● **Dataset records**:
-.-.-

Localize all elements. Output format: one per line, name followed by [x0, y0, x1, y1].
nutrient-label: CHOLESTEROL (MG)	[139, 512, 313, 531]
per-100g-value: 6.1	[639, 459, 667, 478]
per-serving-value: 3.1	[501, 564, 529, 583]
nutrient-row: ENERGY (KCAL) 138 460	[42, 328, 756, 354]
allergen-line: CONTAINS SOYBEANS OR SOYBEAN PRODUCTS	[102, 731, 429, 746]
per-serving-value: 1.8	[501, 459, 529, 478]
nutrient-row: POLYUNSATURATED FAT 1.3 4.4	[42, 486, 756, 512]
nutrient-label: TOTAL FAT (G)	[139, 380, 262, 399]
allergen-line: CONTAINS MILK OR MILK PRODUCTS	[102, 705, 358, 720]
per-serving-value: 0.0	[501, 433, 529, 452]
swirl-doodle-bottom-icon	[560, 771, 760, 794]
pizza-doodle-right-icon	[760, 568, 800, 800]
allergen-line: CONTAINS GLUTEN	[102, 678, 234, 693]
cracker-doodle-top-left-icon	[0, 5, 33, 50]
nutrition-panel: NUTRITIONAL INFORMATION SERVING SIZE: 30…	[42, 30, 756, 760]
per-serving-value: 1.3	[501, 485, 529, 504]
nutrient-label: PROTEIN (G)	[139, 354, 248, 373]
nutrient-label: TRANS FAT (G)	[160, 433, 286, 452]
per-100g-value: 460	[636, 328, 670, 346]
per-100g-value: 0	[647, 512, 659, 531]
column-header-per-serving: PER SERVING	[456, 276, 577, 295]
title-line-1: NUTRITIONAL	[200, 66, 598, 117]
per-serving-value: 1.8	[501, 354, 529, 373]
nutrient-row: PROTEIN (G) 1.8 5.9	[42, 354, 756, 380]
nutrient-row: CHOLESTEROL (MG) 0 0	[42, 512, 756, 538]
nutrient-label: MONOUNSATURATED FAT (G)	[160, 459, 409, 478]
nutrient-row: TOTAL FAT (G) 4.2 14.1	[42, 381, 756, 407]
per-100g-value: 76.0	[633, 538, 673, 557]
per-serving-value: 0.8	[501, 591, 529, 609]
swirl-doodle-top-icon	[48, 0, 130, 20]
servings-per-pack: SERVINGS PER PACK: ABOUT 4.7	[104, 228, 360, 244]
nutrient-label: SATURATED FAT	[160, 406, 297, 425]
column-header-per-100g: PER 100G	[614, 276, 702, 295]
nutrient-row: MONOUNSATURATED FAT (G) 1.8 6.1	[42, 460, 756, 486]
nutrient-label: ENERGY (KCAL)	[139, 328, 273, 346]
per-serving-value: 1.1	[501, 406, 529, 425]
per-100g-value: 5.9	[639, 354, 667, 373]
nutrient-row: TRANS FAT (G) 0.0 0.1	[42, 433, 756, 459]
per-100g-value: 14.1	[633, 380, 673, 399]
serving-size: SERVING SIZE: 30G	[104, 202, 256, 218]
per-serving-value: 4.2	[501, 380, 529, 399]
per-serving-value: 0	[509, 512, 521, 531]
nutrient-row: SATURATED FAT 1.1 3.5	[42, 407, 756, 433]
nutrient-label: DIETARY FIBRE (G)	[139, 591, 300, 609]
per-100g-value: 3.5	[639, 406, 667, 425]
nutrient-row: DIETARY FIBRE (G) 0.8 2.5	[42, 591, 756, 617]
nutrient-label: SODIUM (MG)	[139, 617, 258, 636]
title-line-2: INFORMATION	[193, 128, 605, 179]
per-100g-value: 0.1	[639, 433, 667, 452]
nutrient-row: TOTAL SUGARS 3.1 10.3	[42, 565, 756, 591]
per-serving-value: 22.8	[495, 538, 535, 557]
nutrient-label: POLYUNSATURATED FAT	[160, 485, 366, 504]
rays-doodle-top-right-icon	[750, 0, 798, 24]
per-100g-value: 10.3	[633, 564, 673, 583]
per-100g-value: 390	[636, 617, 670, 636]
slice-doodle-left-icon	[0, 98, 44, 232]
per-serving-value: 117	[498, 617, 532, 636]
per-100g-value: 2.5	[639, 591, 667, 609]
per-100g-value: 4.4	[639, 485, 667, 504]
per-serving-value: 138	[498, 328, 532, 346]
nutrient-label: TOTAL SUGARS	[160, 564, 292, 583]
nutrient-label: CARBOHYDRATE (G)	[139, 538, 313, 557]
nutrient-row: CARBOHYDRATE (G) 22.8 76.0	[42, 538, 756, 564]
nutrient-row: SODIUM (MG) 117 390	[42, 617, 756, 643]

-.-.-

● **Work task**:
Look through the listing and extract every line with "INFORMATION" in it.

● **Solved problem**:
nutrition-panel: NUTRITIONAL INFORMATION SERVING SIZE: 30…	[42, 30, 756, 760]
title-line-2: INFORMATION	[193, 128, 605, 179]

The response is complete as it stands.